<<<<
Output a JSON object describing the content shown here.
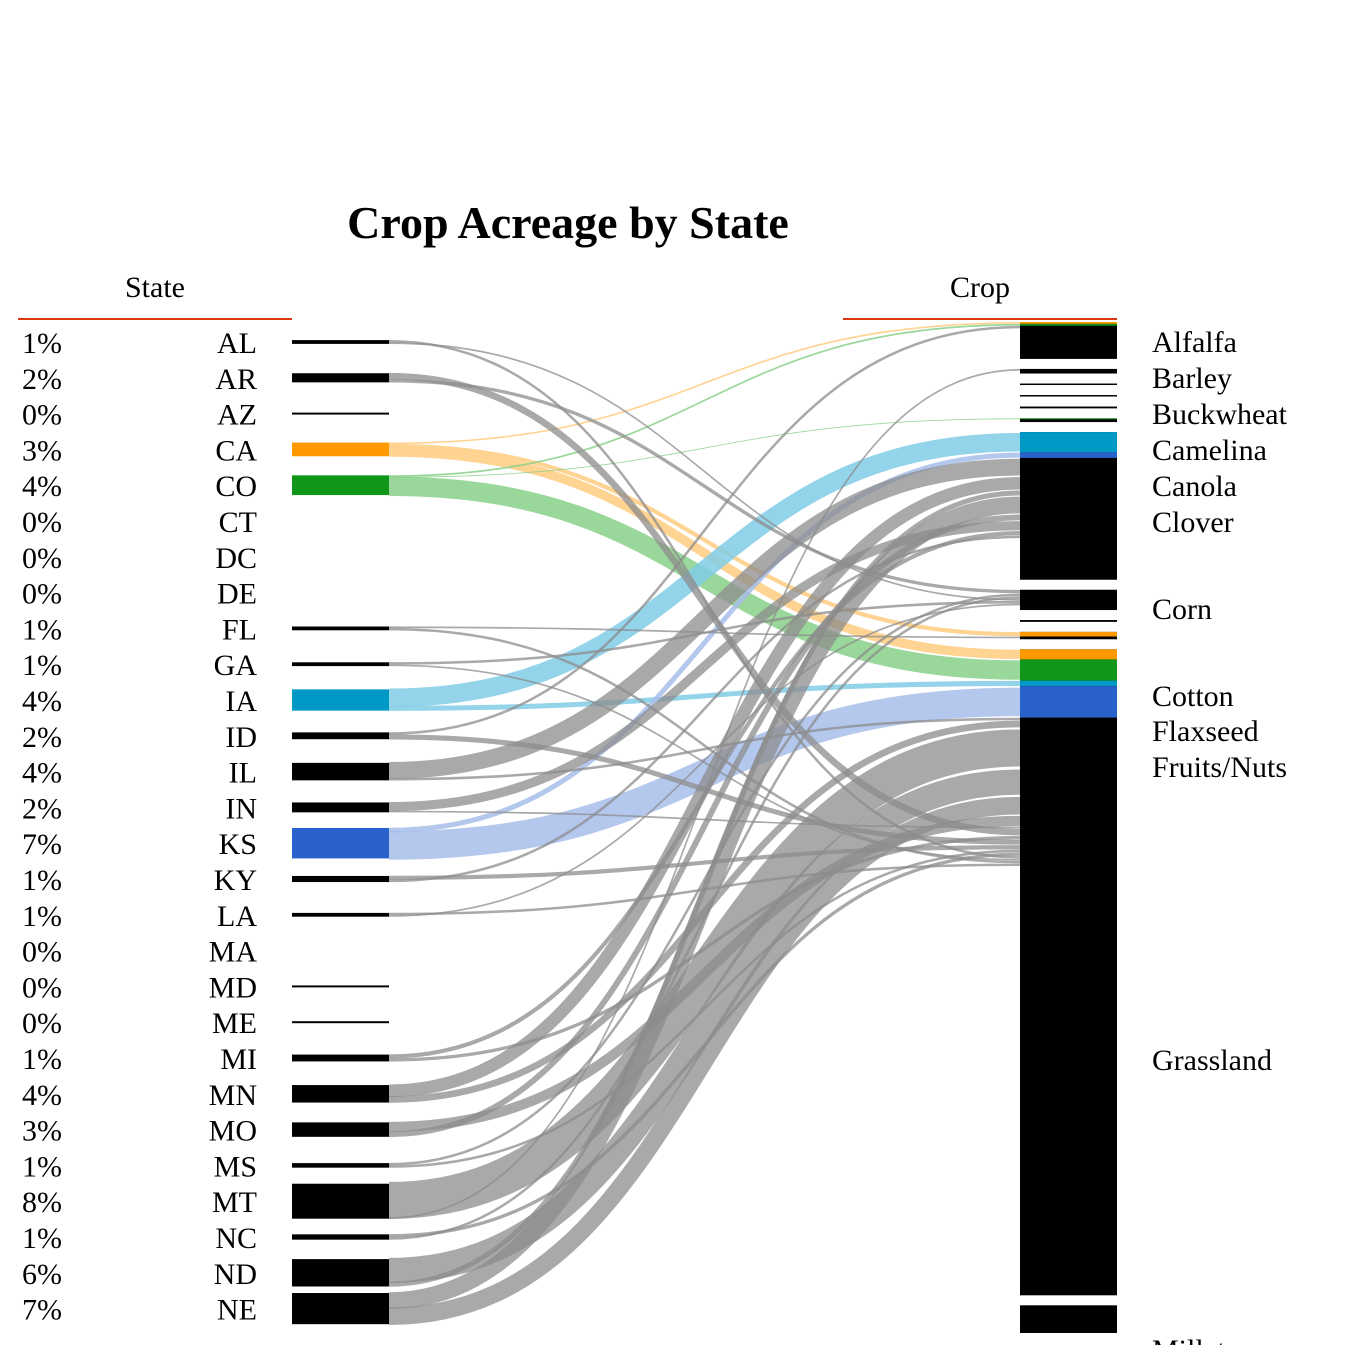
{
  "chart_data": {
    "type": "sankey",
    "title": "Crop Acreage by State",
    "left_header": "State",
    "right_header": "Crop",
    "states": [
      {
        "code": "AL",
        "pct": "1%",
        "share": 0.5,
        "color": "#000000"
      },
      {
        "code": "AR",
        "pct": "2%",
        "share": 1.2,
        "color": "#000000"
      },
      {
        "code": "AZ",
        "pct": "0%",
        "share": 0.2,
        "color": "#000000"
      },
      {
        "code": "CA",
        "pct": "3%",
        "share": 1.8,
        "color": "#ff9900"
      },
      {
        "code": "CO",
        "pct": "4%",
        "share": 2.6,
        "color": "#109618"
      },
      {
        "code": "CT",
        "pct": "0%",
        "share": 0.0,
        "color": "#000000"
      },
      {
        "code": "DC",
        "pct": "0%",
        "share": 0.0,
        "color": "#000000"
      },
      {
        "code": "DE",
        "pct": "0%",
        "share": 0.0,
        "color": "#000000"
      },
      {
        "code": "FL",
        "pct": "1%",
        "share": 0.5,
        "color": "#000000"
      },
      {
        "code": "GA",
        "pct": "1%",
        "share": 0.5,
        "color": "#000000"
      },
      {
        "code": "IA",
        "pct": "4%",
        "share": 2.8,
        "color": "#0099c6"
      },
      {
        "code": "ID",
        "pct": "2%",
        "share": 0.9,
        "color": "#000000"
      },
      {
        "code": "IL",
        "pct": "4%",
        "share": 2.3,
        "color": "#000000"
      },
      {
        "code": "IN",
        "pct": "2%",
        "share": 1.3,
        "color": "#000000"
      },
      {
        "code": "KS",
        "pct": "7%",
        "share": 4.0,
        "color": "#2a62cc"
      },
      {
        "code": "KY",
        "pct": "1%",
        "share": 0.8,
        "color": "#000000"
      },
      {
        "code": "LA",
        "pct": "1%",
        "share": 0.5,
        "color": "#000000"
      },
      {
        "code": "MA",
        "pct": "0%",
        "share": 0.0,
        "color": "#000000"
      },
      {
        "code": "MD",
        "pct": "0%",
        "share": 0.2,
        "color": "#000000"
      },
      {
        "code": "ME",
        "pct": "0%",
        "share": 0.2,
        "color": "#000000"
      },
      {
        "code": "MI",
        "pct": "1%",
        "share": 0.9,
        "color": "#000000"
      },
      {
        "code": "MN",
        "pct": "4%",
        "share": 2.3,
        "color": "#000000"
      },
      {
        "code": "MO",
        "pct": "3%",
        "share": 1.9,
        "color": "#000000"
      },
      {
        "code": "MS",
        "pct": "1%",
        "share": 0.6,
        "color": "#000000"
      },
      {
        "code": "MT",
        "pct": "8%",
        "share": 4.6,
        "color": "#000000"
      },
      {
        "code": "NC",
        "pct": "1%",
        "share": 0.7,
        "color": "#000000"
      },
      {
        "code": "ND",
        "pct": "6%",
        "share": 3.6,
        "color": "#000000"
      },
      {
        "code": "NE",
        "pct": "7%",
        "share": 4.1,
        "color": "#000000"
      }
    ],
    "crops": [
      {
        "name": "Alfalfa",
        "share": 4.0
      },
      {
        "name": "Barley",
        "share": 0.5
      },
      {
        "name": "Buckwheat",
        "share": 0.0
      },
      {
        "name": "Camelina",
        "share": 0.0
      },
      {
        "name": "Canola",
        "share": 0.2
      },
      {
        "name": "Clover",
        "share": 0.4
      },
      {
        "name": "Corn",
        "share": 16.0
      },
      {
        "name": "Cotton",
        "share": 2.2
      },
      {
        "name": "Flaxseed",
        "share": 0.2
      },
      {
        "name": "Fruits/Nuts",
        "share": 0.8
      },
      {
        "name": "Grassland",
        "share": 70.0
      },
      {
        "name": "Millet",
        "share": 3.0
      }
    ],
    "flows": [
      {
        "from": "CA",
        "to": "Alfalfa",
        "value": 0.2
      },
      {
        "from": "CA",
        "to": "Fruits/Nuts",
        "value": 0.5
      },
      {
        "from": "CA",
        "to": "Grassland",
        "value": 1.1
      },
      {
        "from": "CO",
        "to": "Alfalfa",
        "value": 0.2
      },
      {
        "from": "CO",
        "to": "Clover",
        "value": 0.1
      },
      {
        "from": "CO",
        "to": "Grassland",
        "value": 2.3
      },
      {
        "from": "IA",
        "to": "Corn",
        "value": 2.2
      },
      {
        "from": "IA",
        "to": "Grassland",
        "value": 0.6
      },
      {
        "from": "KS",
        "to": "Corn",
        "value": 0.6
      },
      {
        "from": "KS",
        "to": "Grassland",
        "value": 3.4
      },
      {
        "from": "IL",
        "to": "Corn",
        "value": 2.0
      },
      {
        "from": "IL",
        "to": "Grassland",
        "value": 0.3
      },
      {
        "from": "MN",
        "to": "Corn",
        "value": 1.5
      },
      {
        "from": "MN",
        "to": "Grassland",
        "value": 0.8
      },
      {
        "from": "MT",
        "to": "Grassland",
        "value": 4.4
      },
      {
        "from": "MT",
        "to": "Barley",
        "value": 0.2
      },
      {
        "from": "ND",
        "to": "Grassland",
        "value": 3.0
      },
      {
        "from": "ND",
        "to": "Corn",
        "value": 0.6
      },
      {
        "from": "NE",
        "to": "Corn",
        "value": 2.0
      },
      {
        "from": "NE",
        "to": "Grassland",
        "value": 2.1
      },
      {
        "from": "MO",
        "to": "Grassland",
        "value": 1.2
      },
      {
        "from": "MO",
        "to": "Corn",
        "value": 0.7
      },
      {
        "from": "IN",
        "to": "Corn",
        "value": 1.1
      },
      {
        "from": "IN",
        "to": "Grassland",
        "value": 0.2
      },
      {
        "from": "AR",
        "to": "Grassland",
        "value": 0.8
      },
      {
        "from": "AR",
        "to": "Cotton",
        "value": 0.4
      },
      {
        "from": "MI",
        "to": "Corn",
        "value": 0.5
      },
      {
        "from": "MI",
        "to": "Grassland",
        "value": 0.4
      },
      {
        "from": "ID",
        "to": "Alfalfa",
        "value": 0.3
      },
      {
        "from": "ID",
        "to": "Grassland",
        "value": 0.6
      },
      {
        "from": "KY",
        "to": "Grassland",
        "value": 0.5
      },
      {
        "from": "KY",
        "to": "Corn",
        "value": 0.3
      },
      {
        "from": "MS",
        "to": "Cotton",
        "value": 0.3
      },
      {
        "from": "MS",
        "to": "Grassland",
        "value": 0.3
      },
      {
        "from": "NC",
        "to": "Grassland",
        "value": 0.4
      },
      {
        "from": "NC",
        "to": "Cotton",
        "value": 0.3
      },
      {
        "from": "AL",
        "to": "Grassland",
        "value": 0.3
      },
      {
        "from": "AL",
        "to": "Cotton",
        "value": 0.2
      },
      {
        "from": "GA",
        "to": "Cotton",
        "value": 0.3
      },
      {
        "from": "GA",
        "to": "Grassland",
        "value": 0.2
      },
      {
        "from": "FL",
        "to": "Fruits/Nuts",
        "value": 0.2
      },
      {
        "from": "FL",
        "to": "Grassland",
        "value": 0.3
      },
      {
        "from": "LA",
        "to": "Grassland",
        "value": 0.3
      },
      {
        "from": "LA",
        "to": "Cotton",
        "value": 0.2
      }
    ]
  }
}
>>>>
* Task to complete *
Write out each line again precisely as it appears, skipping every picture.

* The answer *
Output a JSON object describing the content shown here.
{
  "chart_data": {
    "type": "sankey",
    "title": "Crop Acreage by State",
    "left_header": "State",
    "right_header": "Crop",
    "states": [
      {
        "code": "AL",
        "pct": "1%",
        "share": 0.5,
        "color": "#000000"
      },
      {
        "code": "AR",
        "pct": "2%",
        "share": 1.2,
        "color": "#000000"
      },
      {
        "code": "AZ",
        "pct": "0%",
        "share": 0.2,
        "color": "#000000"
      },
      {
        "code": "CA",
        "pct": "3%",
        "share": 1.8,
        "color": "#ff9900"
      },
      {
        "code": "CO",
        "pct": "4%",
        "share": 2.6,
        "color": "#109618"
      },
      {
        "code": "CT",
        "pct": "0%",
        "share": 0.0,
        "color": "#000000"
      },
      {
        "code": "DC",
        "pct": "0%",
        "share": 0.0,
        "color": "#000000"
      },
      {
        "code": "DE",
        "pct": "0%",
        "share": 0.0,
        "color": "#000000"
      },
      {
        "code": "FL",
        "pct": "1%",
        "share": 0.5,
        "color": "#000000"
      },
      {
        "code": "GA",
        "pct": "1%",
        "share": 0.5,
        "color": "#000000"
      },
      {
        "code": "IA",
        "pct": "4%",
        "share": 2.8,
        "color": "#0099c6"
      },
      {
        "code": "ID",
        "pct": "2%",
        "share": 0.9,
        "color": "#000000"
      },
      {
        "code": "IL",
        "pct": "4%",
        "share": 2.3,
        "color": "#000000"
      },
      {
        "code": "IN",
        "pct": "2%",
        "share": 1.3,
        "color": "#000000"
      },
      {
        "code": "KS",
        "pct": "7%",
        "share": 4.0,
        "color": "#2a62cc"
      },
      {
        "code": "KY",
        "pct": "1%",
        "share": 0.8,
        "color": "#000000"
      },
      {
        "code": "LA",
        "pct": "1%",
        "share": 0.5,
        "color": "#000000"
      },
      {
        "code": "MA",
        "pct": "0%",
        "share": 0.0,
        "color": "#000000"
      },
      {
        "code": "MD",
        "pct": "0%",
        "share": 0.2,
        "color": "#000000"
      },
      {
        "code": "ME",
        "pct": "0%",
        "share": 0.2,
        "color": "#000000"
      },
      {
        "code": "MI",
        "pct": "1%",
        "share": 0.9,
        "color": "#000000"
      },
      {
        "code": "MN",
        "pct": "4%",
        "share": 2.3,
        "color": "#000000"
      },
      {
        "code": "MO",
        "pct": "3%",
        "share": 1.9,
        "color": "#000000"
      },
      {
        "code": "MS",
        "pct": "1%",
        "share": 0.6,
        "color": "#000000"
      },
      {
        "code": "MT",
        "pct": "8%",
        "share": 4.6,
        "color": "#000000"
      },
      {
        "code": "NC",
        "pct": "1%",
        "share": 0.7,
        "color": "#000000"
      },
      {
        "code": "ND",
        "pct": "6%",
        "share": 3.6,
        "color": "#000000"
      },
      {
        "code": "NE",
        "pct": "7%",
        "share": 4.1,
        "color": "#000000"
      }
    ],
    "crops": [
      {
        "name": "Alfalfa",
        "share": 4.0
      },
      {
        "name": "Barley",
        "share": 0.5
      },
      {
        "name": "Buckwheat",
        "share": 0.0
      },
      {
        "name": "Camelina",
        "share": 0.0
      },
      {
        "name": "Canola",
        "share": 0.2
      },
      {
        "name": "Clover",
        "share": 0.4
      },
      {
        "name": "Corn",
        "share": 16.0
      },
      {
        "name": "Cotton",
        "share": 2.2
      },
      {
        "name": "Flaxseed",
        "share": 0.2
      },
      {
        "name": "Fruits/Nuts",
        "share": 0.8
      },
      {
        "name": "Grassland",
        "share": 70.0
      },
      {
        "name": "Millet",
        "share": 3.0
      }
    ],
    "flows": [
      {
        "from": "CA",
        "to": "Alfalfa",
        "value": 0.2
      },
      {
        "from": "CA",
        "to": "Fruits/Nuts",
        "value": 0.5
      },
      {
        "from": "CA",
        "to": "Grassland",
        "value": 1.1
      },
      {
        "from": "CO",
        "to": "Alfalfa",
        "value": 0.2
      },
      {
        "from": "CO",
        "to": "Clover",
        "value": 0.1
      },
      {
        "from": "CO",
        "to": "Grassland",
        "value": 2.3
      },
      {
        "from": "IA",
        "to": "Corn",
        "value": 2.2
      },
      {
        "from": "IA",
        "to": "Grassland",
        "value": 0.6
      },
      {
        "from": "KS",
        "to": "Corn",
        "value": 0.6
      },
      {
        "from": "KS",
        "to": "Grassland",
        "value": 3.4
      },
      {
        "from": "IL",
        "to": "Corn",
        "value": 2.0
      },
      {
        "from": "IL",
        "to": "Grassland",
        "value": 0.3
      },
      {
        "from": "MN",
        "to": "Corn",
        "value": 1.5
      },
      {
        "from": "MN",
        "to": "Grassland",
        "value": 0.8
      },
      {
        "from": "MT",
        "to": "Grassland",
        "value": 4.4
      },
      {
        "from": "MT",
        "to": "Barley",
        "value": 0.2
      },
      {
        "from": "ND",
        "to": "Grassland",
        "value": 3.0
      },
      {
        "from": "ND",
        "to": "Corn",
        "value": 0.6
      },
      {
        "from": "NE",
        "to": "Corn",
        "value": 2.0
      },
      {
        "from": "NE",
        "to": "Grassland",
        "value": 2.1
      },
      {
        "from": "MO",
        "to": "Grassland",
        "value": 1.2
      },
      {
        "from": "MO",
        "to": "Corn",
        "value": 0.7
      },
      {
        "from": "IN",
        "to": "Corn",
        "value": 1.1
      },
      {
        "from": "IN",
        "to": "Grassland",
        "value": 0.2
      },
      {
        "from": "AR",
        "to": "Grassland",
        "value": 0.8
      },
      {
        "from": "AR",
        "to": "Cotton",
        "value": 0.4
      },
      {
        "from": "MI",
        "to": "Corn",
        "value": 0.5
      },
      {
        "from": "MI",
        "to": "Grassland",
        "value": 0.4
      },
      {
        "from": "ID",
        "to": "Alfalfa",
        "value": 0.3
      },
      {
        "from": "ID",
        "to": "Grassland",
        "value": 0.6
      },
      {
        "from": "KY",
        "to": "Grassland",
        "value": 0.5
      },
      {
        "from": "KY",
        "to": "Corn",
        "value": 0.3
      },
      {
        "from": "MS",
        "to": "Cotton",
        "value": 0.3
      },
      {
        "from": "MS",
        "to": "Grassland",
        "value": 0.3
      },
      {
        "from": "NC",
        "to": "Grassland",
        "value": 0.4
      },
      {
        "from": "NC",
        "to": "Cotton",
        "value": 0.3
      },
      {
        "from": "AL",
        "to": "Grassland",
        "value": 0.3
      },
      {
        "from": "AL",
        "to": "Cotton",
        "value": 0.2
      },
      {
        "from": "GA",
        "to": "Cotton",
        "value": 0.3
      },
      {
        "from": "GA",
        "to": "Grassland",
        "value": 0.2
      },
      {
        "from": "FL",
        "to": "Fruits/Nuts",
        "value": 0.2
      },
      {
        "from": "FL",
        "to": "Grassland",
        "value": 0.3
      },
      {
        "from": "LA",
        "to": "Grassland",
        "value": 0.3
      },
      {
        "from": "LA",
        "to": "Cotton",
        "value": 0.2
      }
    ]
  }
}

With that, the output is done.